Start Input data
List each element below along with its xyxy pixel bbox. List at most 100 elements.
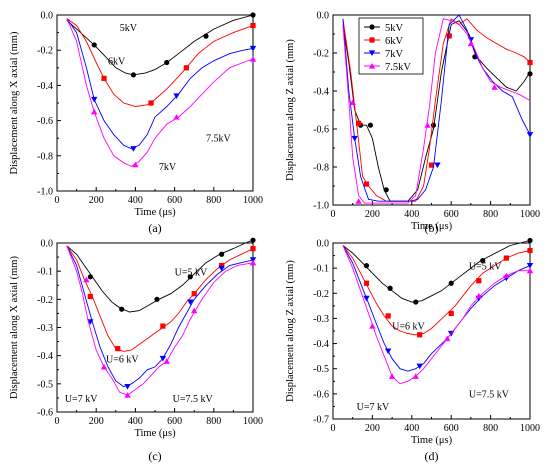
y-tick-label: -0.4	[313, 87, 329, 98]
series-line	[66, 18, 254, 150]
data-point	[124, 392, 131, 398]
series-5kv	[66, 12, 256, 78]
data-point	[159, 355, 167, 362]
panel-label: (a)	[148, 221, 161, 235]
x-tick-label: 800	[206, 195, 221, 206]
data-point	[91, 108, 98, 115]
y-tick-label: -0.5	[313, 364, 329, 375]
series-u-7.5-kv	[66, 245, 257, 398]
data-point	[355, 198, 362, 204]
legend-marker	[369, 24, 375, 30]
data-point	[363, 181, 370, 187]
x-tick-label: 0	[55, 195, 60, 206]
data-point	[130, 72, 137, 78]
data-point	[526, 263, 534, 269]
legend-box	[358, 17, 424, 75]
data-point	[424, 122, 431, 128]
data-point	[148, 100, 154, 106]
x-tick-label: 400	[404, 423, 419, 434]
data-point	[164, 59, 170, 66]
data-point	[363, 263, 370, 269]
y-tick-label: -0.1	[37, 267, 53, 278]
data-point	[444, 335, 451, 342]
series-line	[342, 20, 531, 202]
data-point	[173, 93, 180, 99]
panel-label: (c)	[148, 449, 161, 463]
series-annotation: U=6 kV	[106, 355, 139, 366]
panel-label: (b)	[425, 221, 439, 235]
y-tick-label: -0.4	[313, 339, 329, 350]
data-point	[191, 291, 197, 297]
data-point	[219, 262, 225, 269]
legend-label: 7kV	[385, 49, 404, 60]
data-point	[475, 292, 482, 299]
data-point	[349, 99, 356, 105]
y-tick-label: -0.2	[313, 289, 329, 300]
series-7kv	[66, 18, 257, 152]
x-tick-label: 600	[444, 209, 459, 220]
data-point	[434, 162, 441, 169]
data-point	[416, 363, 423, 370]
y-tick-label: -0.8	[37, 151, 53, 162]
data-point	[384, 348, 392, 355]
legend-marker	[368, 63, 376, 69]
x-axis-label: Time (μs)	[411, 221, 453, 232]
data-point	[527, 59, 533, 66]
data-point	[187, 274, 193, 280]
legend-marker	[369, 37, 375, 43]
y-tick-label: -0.3	[313, 314, 329, 325]
data-point	[527, 247, 533, 254]
data-point	[388, 373, 396, 379]
series-line	[66, 18, 254, 107]
y-tick-label: -0.6	[313, 125, 329, 136]
data-point	[417, 332, 423, 338]
data-point	[173, 114, 180, 120]
x-tick-label: 200	[89, 416, 104, 427]
data-point	[249, 259, 257, 266]
data-point	[249, 45, 257, 52]
chart-panel-4: 0 200 400 600 800 1000 0.0 -0.1 -0.2 -0.3 -0.4 -0.5…	[285, 237, 540, 463]
y-axis-label: Displacement along X axial (mm)	[9, 31, 20, 174]
data-point	[124, 384, 131, 390]
data-point	[363, 280, 370, 286]
chart-panel-2: 0 200 400 600 800 1000 0.0 -0.2 -0.4 -0.6 -0.8 -1.0…	[285, 11, 540, 236]
y-tick-label: -1.0	[313, 201, 329, 212]
data-point	[250, 22, 256, 29]
x-tick-label: 1000	[243, 416, 263, 427]
y-tick-label: -0.1	[313, 264, 329, 275]
data-point	[448, 280, 454, 286]
legend-label: 5kV	[385, 23, 404, 34]
series-u-6-kv	[342, 245, 533, 338]
series-annotation: 6kV	[108, 56, 126, 67]
data-point	[115, 346, 121, 352]
data-point	[446, 33, 452, 39]
series-annotation: U=7 kV	[357, 402, 390, 413]
panel-label: (d)	[425, 449, 439, 463]
y-tick-label: 0.0	[317, 239, 330, 250]
y-tick-label: -0.2	[37, 295, 53, 306]
x-tick-label: 1000	[520, 209, 540, 220]
data-point	[527, 71, 533, 77]
y-tick-label: 0.0	[41, 11, 54, 22]
series-line	[66, 245, 254, 352]
data-point	[249, 56, 257, 62]
series-line	[342, 240, 531, 303]
x-tick-label: 1000	[243, 195, 263, 206]
data-point	[503, 272, 510, 279]
x-axis-label: Time (μs)	[134, 428, 176, 439]
chart-panel-1: 0 200 400 600 800 1000 0.0 -0.2 -0.4 -0.6 -0.8 -1.0…	[9, 11, 263, 236]
x-tick-label: 600	[444, 423, 459, 434]
data-point	[367, 122, 374, 128]
series-annotation: 7kV	[159, 162, 177, 173]
series-line	[342, 18, 531, 204]
y-tick-label: -0.7	[313, 415, 329, 426]
y-tick-label: -0.6	[313, 389, 329, 400]
data-point	[491, 84, 498, 90]
data-point	[526, 267, 534, 274]
series-line	[342, 245, 530, 385]
series-line	[342, 245, 531, 372]
series-7.5kv	[342, 18, 531, 204]
data-point	[250, 237, 256, 243]
data-point	[87, 319, 94, 325]
data-point	[503, 255, 509, 261]
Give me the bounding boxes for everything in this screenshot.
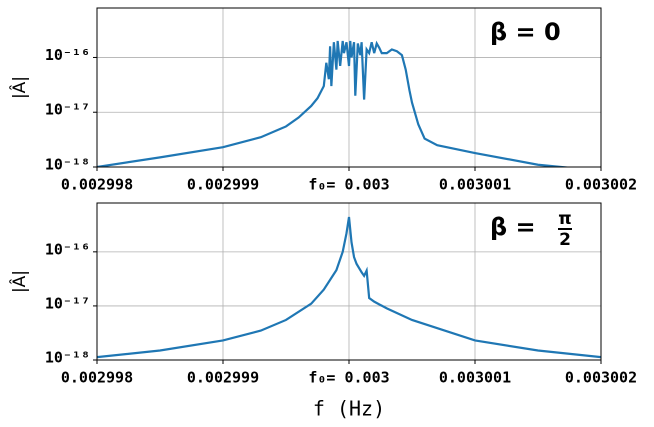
x-tick-label: f₀= 0.003	[308, 176, 389, 194]
x-axis-label: f (Hz)	[313, 397, 385, 421]
x-tick-label: 0.003002	[565, 369, 637, 387]
y-tick-label: 10⁻¹⁶	[45, 240, 90, 258]
x-tick-label: 0.002999	[187, 176, 259, 194]
data-line	[97, 216, 601, 359]
x-tick-label: 0.003001	[439, 369, 511, 387]
axes-frame	[96, 7, 602, 168]
y-tick-label: 10⁻¹⁸	[45, 156, 90, 174]
y-tick-label: 10⁻¹⁷	[45, 294, 90, 312]
x-tick-label: 0.002998	[61, 176, 133, 194]
y-axis-label: |Â|	[8, 270, 30, 293]
x-tick-label: 0.003002	[565, 176, 637, 194]
x-tick-label: 0.002998	[61, 369, 133, 387]
x-tick-label: 0.002999	[187, 369, 259, 387]
annotation-numerator: π	[558, 209, 571, 229]
annotation-denominator: 2	[559, 230, 571, 250]
annotation: β = 0	[490, 18, 561, 46]
annotation: β =	[490, 213, 536, 241]
x-tick-label: f₀= 0.003	[308, 369, 389, 387]
y-tick-label: 10⁻¹⁶	[45, 46, 90, 64]
x-tick-label: 0.003001	[439, 176, 511, 194]
y-tick-label: 10⁻¹⁸	[45, 349, 90, 367]
y-tick-label: 10⁻¹⁷	[45, 101, 90, 119]
axes-frame	[96, 202, 602, 361]
data-line	[97, 40, 573, 167]
y-axis-label: |Â|	[8, 76, 30, 99]
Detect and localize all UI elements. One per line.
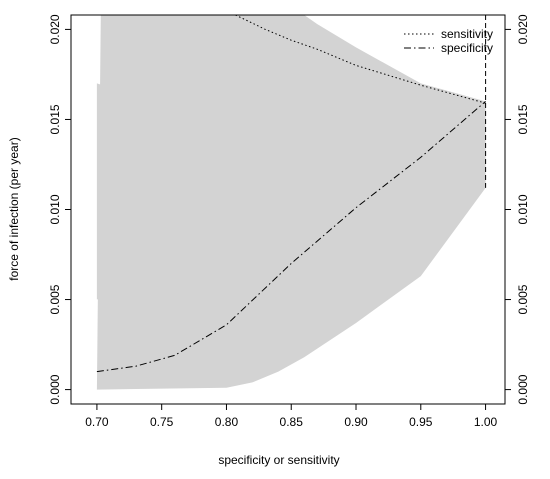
series-line-specificity — [96, 101, 486, 373]
y-tick-label-left: 0.015 — [48, 104, 62, 134]
y-tick-label-right: 0.005 — [516, 284, 530, 314]
x-tick-label: 0.80 — [215, 415, 239, 429]
x-axis-label: specificity or sensitivity — [218, 453, 339, 467]
x-tick-label: 0.90 — [344, 415, 368, 429]
y-tick-label-right: 0.020 — [516, 14, 530, 44]
y-tick-label-left: 0.000 — [48, 374, 62, 404]
y-axis-label: force of infection (per year) — [7, 137, 21, 280]
confidence-band-2 — [96, 15, 486, 390]
confidence-bands — [96, 15, 486, 390]
y-tick-label-right: 0.015 — [516, 104, 530, 134]
y-tick-label-left: 0.020 — [48, 14, 62, 44]
y-axis-left: 0.000 0.005 0.010 0.015 0.020 — [48, 14, 71, 405]
x-tick-label: 0.70 — [85, 415, 109, 429]
series-line-sensitivity — [235, 15, 486, 104]
legend-label-specificity: specificity — [441, 41, 493, 55]
y-tick-label-left: 0.005 — [48, 284, 62, 314]
x-tick-label: 0.95 — [409, 415, 433, 429]
x-tick-label: 1.00 — [474, 415, 498, 429]
x-tick-label: 0.75 — [150, 415, 174, 429]
y-axis-right: 0.000 0.005 0.010 0.015 0.020 — [505, 14, 530, 405]
legend-label-sensitivity: sensitivity — [441, 27, 493, 41]
y-tick-label-left: 0.010 — [48, 194, 62, 224]
x-axis: 0.70 0.75 0.80 0.85 0.90 0.95 1.00 — [85, 403, 498, 429]
y-tick-label-right: 0.000 — [516, 374, 530, 404]
y-tick-label-right: 0.010 — [516, 194, 530, 224]
series-lines — [96, 15, 487, 373]
x-tick-label: 0.85 — [280, 415, 304, 429]
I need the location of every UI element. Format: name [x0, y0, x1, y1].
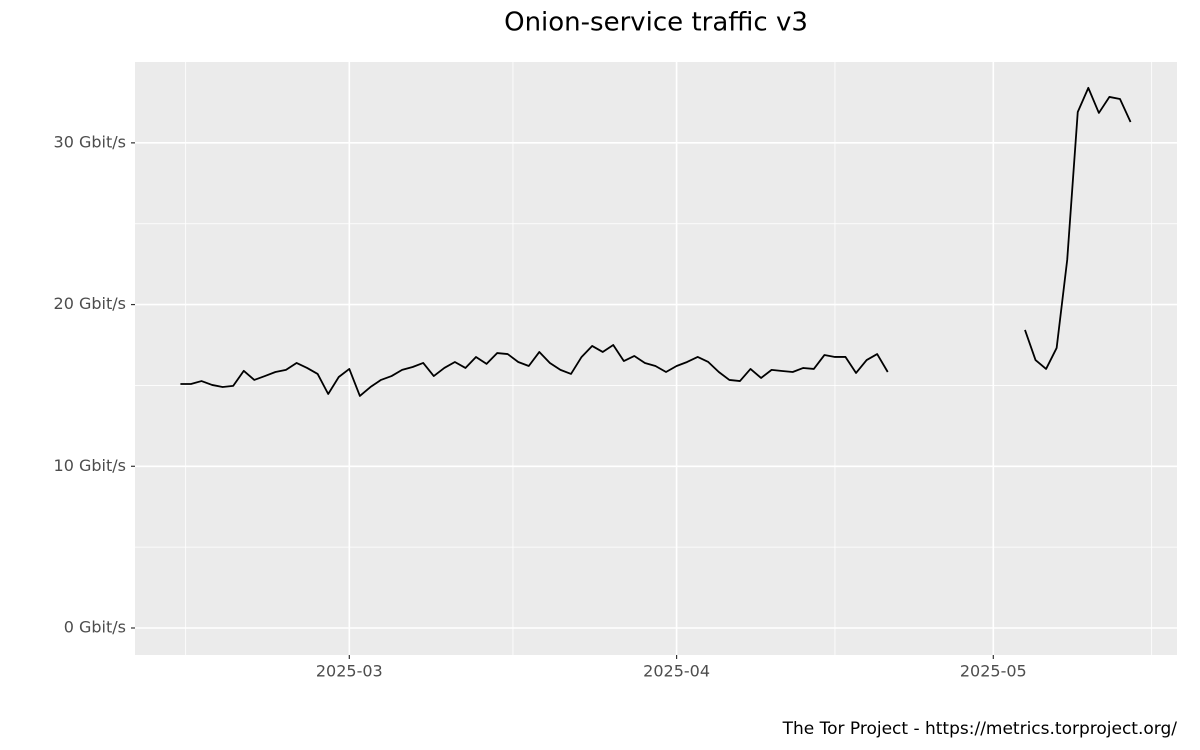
- y-tick-label: 0 Gbit/s: [64, 617, 126, 636]
- x-tick-label: 2025-03: [316, 662, 383, 681]
- data-line: [180, 86, 1132, 397]
- plot-panel: [135, 62, 1177, 655]
- chart-title: Onion-service traffic v3: [504, 8, 808, 38]
- y-tick-label: 20 Gbit/s: [54, 294, 126, 313]
- y-tick-label: 30 Gbit/s: [54, 132, 126, 151]
- caption: The Tor Project - https://metrics.torpro…: [782, 719, 1178, 739]
- x-tick-label: 2025-04: [643, 662, 710, 681]
- y-tick-label: 10 Gbit/s: [54, 456, 126, 475]
- x-tick-label: 2025-05: [960, 662, 1027, 681]
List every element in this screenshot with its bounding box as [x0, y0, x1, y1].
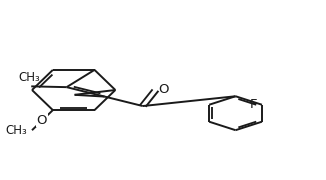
Text: CH₃: CH₃: [6, 124, 27, 137]
Text: CH₃: CH₃: [19, 71, 40, 84]
Text: O: O: [159, 83, 169, 96]
Text: O: O: [37, 114, 47, 127]
Text: F: F: [250, 98, 257, 111]
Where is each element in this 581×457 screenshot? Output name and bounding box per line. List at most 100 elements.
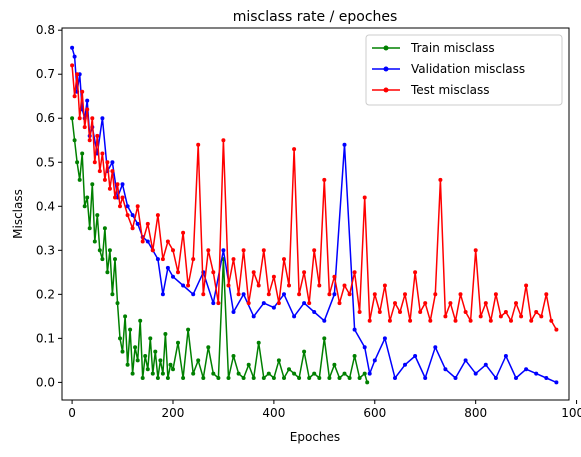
data-point bbox=[135, 204, 140, 209]
data-point bbox=[322, 336, 327, 341]
data-point bbox=[115, 182, 120, 187]
data-point bbox=[160, 371, 165, 376]
data-point bbox=[145, 367, 150, 372]
data-point bbox=[145, 239, 150, 244]
data-point bbox=[251, 270, 256, 275]
data-point bbox=[155, 213, 160, 218]
data-point bbox=[403, 362, 407, 367]
data-point bbox=[128, 327, 133, 332]
data-point bbox=[138, 318, 143, 323]
data-point bbox=[322, 318, 327, 323]
data-point bbox=[196, 358, 201, 363]
legend-label: Test misclass bbox=[410, 83, 490, 97]
data-point bbox=[488, 318, 493, 323]
data-point bbox=[503, 310, 508, 314]
x-tick-label: 200 bbox=[162, 406, 185, 420]
data-point bbox=[181, 376, 186, 380]
y-tick-label: 0.2 bbox=[36, 287, 55, 301]
data-point bbox=[362, 345, 367, 350]
data-point bbox=[118, 204, 122, 209]
data-point bbox=[332, 274, 337, 279]
legend-label: Train misclass bbox=[410, 41, 495, 55]
data-point bbox=[130, 213, 135, 218]
data-point bbox=[176, 340, 180, 345]
data-point bbox=[171, 248, 175, 253]
data-point bbox=[317, 283, 322, 288]
data-point bbox=[357, 376, 362, 380]
data-point bbox=[266, 371, 271, 376]
data-point bbox=[282, 257, 286, 262]
data-point bbox=[97, 169, 102, 174]
legend-marker bbox=[383, 66, 389, 72]
data-point bbox=[165, 265, 170, 270]
data-point bbox=[539, 314, 544, 319]
data-point bbox=[110, 160, 115, 165]
data-point bbox=[317, 376, 322, 380]
data-point bbox=[186, 283, 191, 288]
data-point bbox=[176, 270, 180, 275]
data-point bbox=[130, 226, 135, 231]
legend-marker bbox=[383, 45, 389, 51]
data-point bbox=[236, 292, 241, 297]
data-point bbox=[110, 292, 115, 297]
y-tick-label: 0.6 bbox=[36, 111, 55, 125]
data-point bbox=[241, 248, 246, 253]
data-point bbox=[413, 354, 418, 358]
data-point bbox=[418, 310, 423, 314]
data-point bbox=[438, 177, 443, 182]
data-point bbox=[271, 274, 276, 279]
legend-marker bbox=[383, 87, 389, 93]
data-point bbox=[342, 283, 347, 288]
data-point bbox=[140, 376, 145, 380]
data-point bbox=[107, 186, 112, 191]
series-line bbox=[71, 47, 557, 384]
data-point bbox=[342, 142, 347, 147]
data-point bbox=[524, 283, 529, 288]
data-point bbox=[362, 371, 367, 376]
data-point bbox=[282, 292, 286, 297]
data-point bbox=[87, 226, 92, 231]
data-point bbox=[216, 376, 221, 380]
data-point bbox=[534, 310, 539, 314]
data-point bbox=[302, 349, 307, 354]
data-point bbox=[105, 160, 110, 165]
data-point bbox=[458, 292, 463, 297]
data-point bbox=[90, 182, 95, 187]
data-point bbox=[478, 314, 483, 319]
y-tick-label: 0.7 bbox=[36, 67, 55, 81]
data-point bbox=[80, 151, 85, 156]
data-point bbox=[75, 160, 80, 165]
plot-frame bbox=[61, 27, 570, 401]
data-point bbox=[160, 257, 165, 262]
data-point bbox=[256, 283, 261, 288]
data-point bbox=[251, 314, 256, 319]
data-point bbox=[483, 301, 488, 306]
data-point bbox=[246, 301, 251, 306]
data-point bbox=[246, 362, 251, 367]
data-point bbox=[483, 362, 488, 367]
data-point bbox=[100, 257, 105, 262]
data-point bbox=[256, 340, 261, 345]
data-point bbox=[72, 138, 77, 143]
data-point bbox=[312, 371, 317, 376]
data-point bbox=[201, 292, 206, 297]
data-point bbox=[367, 371, 372, 376]
data-point bbox=[382, 336, 387, 341]
data-point bbox=[276, 301, 281, 306]
data-point bbox=[107, 248, 112, 253]
data-point bbox=[302, 270, 307, 275]
data-point bbox=[125, 213, 130, 218]
data-point bbox=[221, 138, 226, 143]
data-point bbox=[357, 310, 362, 314]
y-axis-ticks: 0.0 0.1 0.2 0.3 0.4 0.5 0.6 0.7 0.8 bbox=[36, 23, 62, 389]
data-point bbox=[413, 270, 418, 275]
data-point bbox=[201, 376, 206, 380]
data-point bbox=[181, 230, 186, 235]
data-point bbox=[102, 177, 107, 182]
data-point bbox=[347, 376, 352, 380]
data-point bbox=[231, 257, 236, 262]
data-point bbox=[191, 292, 196, 297]
data-point bbox=[261, 376, 266, 380]
data-point bbox=[77, 116, 82, 121]
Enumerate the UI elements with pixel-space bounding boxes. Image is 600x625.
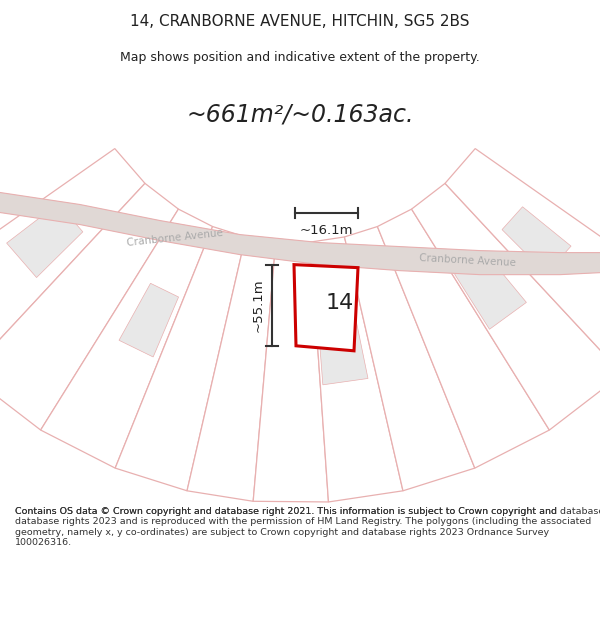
Text: Cranborne Avenue: Cranborne Avenue bbox=[419, 253, 517, 268]
Text: ~55.1m: ~55.1m bbox=[251, 278, 265, 332]
Polygon shape bbox=[294, 264, 358, 351]
Text: Cranborne Avenue: Cranborne Avenue bbox=[127, 228, 224, 248]
Polygon shape bbox=[318, 314, 368, 385]
Text: Contains OS data © Crown copyright and database right 2021. This information is : Contains OS data © Crown copyright and d… bbox=[15, 507, 591, 547]
Text: ~16.1m: ~16.1m bbox=[300, 224, 353, 237]
Polygon shape bbox=[377, 209, 550, 468]
Polygon shape bbox=[7, 204, 83, 278]
Polygon shape bbox=[455, 253, 526, 329]
Polygon shape bbox=[445, 149, 600, 374]
Polygon shape bbox=[310, 237, 403, 502]
Polygon shape bbox=[253, 242, 328, 502]
Polygon shape bbox=[0, 192, 600, 274]
Polygon shape bbox=[0, 192, 600, 274]
Polygon shape bbox=[0, 149, 145, 374]
Text: ~661m²/~0.163ac.: ~661m²/~0.163ac. bbox=[186, 102, 414, 126]
Polygon shape bbox=[412, 183, 600, 430]
Polygon shape bbox=[502, 207, 571, 274]
Text: Contains OS data © Crown copyright and database right 2021. This information is : Contains OS data © Crown copyright and d… bbox=[15, 507, 600, 516]
Polygon shape bbox=[119, 283, 179, 357]
Text: 14, CRANBORNE AVENUE, HITCHIN, SG5 2BS: 14, CRANBORNE AVENUE, HITCHIN, SG5 2BS bbox=[130, 14, 470, 29]
Polygon shape bbox=[187, 237, 276, 501]
Polygon shape bbox=[115, 226, 245, 491]
Text: Map shows position and indicative extent of the property.: Map shows position and indicative extent… bbox=[120, 51, 480, 64]
Polygon shape bbox=[41, 209, 212, 468]
Polygon shape bbox=[0, 183, 178, 430]
Polygon shape bbox=[344, 226, 475, 491]
Text: 14: 14 bbox=[326, 292, 354, 312]
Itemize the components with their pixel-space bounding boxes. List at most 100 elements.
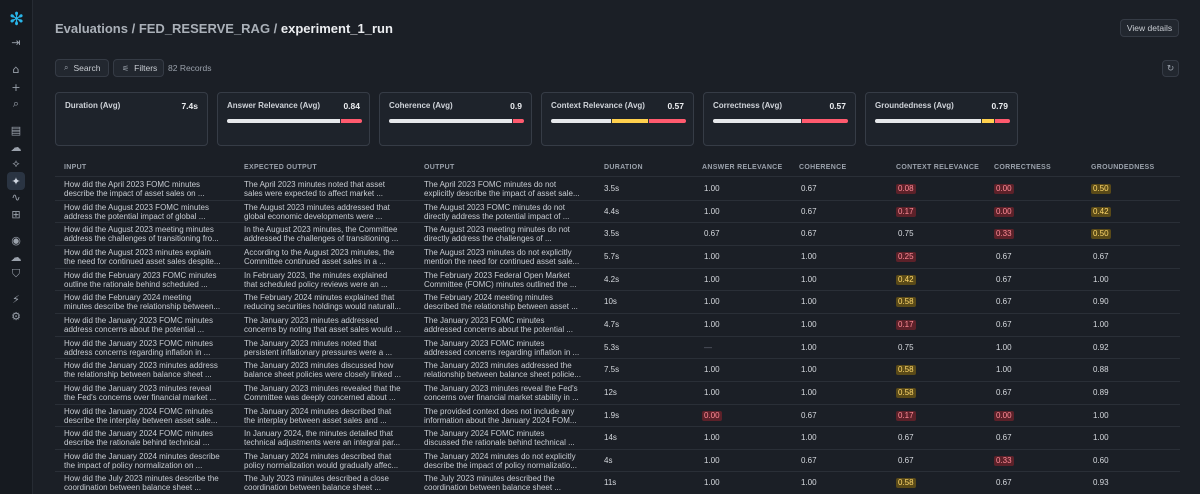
End Input data
Work to be completed — Rewrite the rows from the one containing "data-point bbox=[135, 204, 140, 209]" down to the one containing "data-point bbox=[322, 318, 327, 323]", changing "data-point" to "plot-point" and leaving everything else the same.

Response to the exercise —
plot-point bbox=[135, 204, 140, 209]
plot-point bbox=[322, 336, 327, 341]
plot-point bbox=[115, 182, 120, 187]
plot-point bbox=[160, 371, 165, 376]
plot-point bbox=[145, 367, 150, 372]
plot-point bbox=[145, 239, 150, 244]
plot-point bbox=[251, 270, 256, 275]
plot-point bbox=[155, 213, 160, 218]
plot-point bbox=[403, 362, 407, 367]
plot-point bbox=[128, 327, 133, 332]
plot-point bbox=[138, 318, 143, 323]
plot-point bbox=[322, 318, 327, 323]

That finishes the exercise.